Exercise:
The lines needed are those below that contain the word "were"; copy each one.

Source material:
"""

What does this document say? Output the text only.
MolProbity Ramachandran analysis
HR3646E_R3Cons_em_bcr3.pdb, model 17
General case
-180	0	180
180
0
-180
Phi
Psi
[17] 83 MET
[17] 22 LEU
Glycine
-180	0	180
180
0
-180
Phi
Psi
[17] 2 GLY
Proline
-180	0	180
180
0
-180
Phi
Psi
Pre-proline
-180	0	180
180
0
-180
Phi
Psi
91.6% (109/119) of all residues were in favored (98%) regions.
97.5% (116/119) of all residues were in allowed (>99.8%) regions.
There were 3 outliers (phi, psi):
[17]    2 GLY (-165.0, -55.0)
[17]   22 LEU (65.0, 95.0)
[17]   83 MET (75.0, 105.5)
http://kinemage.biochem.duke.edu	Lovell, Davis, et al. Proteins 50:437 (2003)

"""

Output:
91.6% (109/119) of all residues were in favored (98%) regions.
97.5% (116/119) of all residues were in allowed (>99.8%) regions.
There were 3 outliers (phi, psi):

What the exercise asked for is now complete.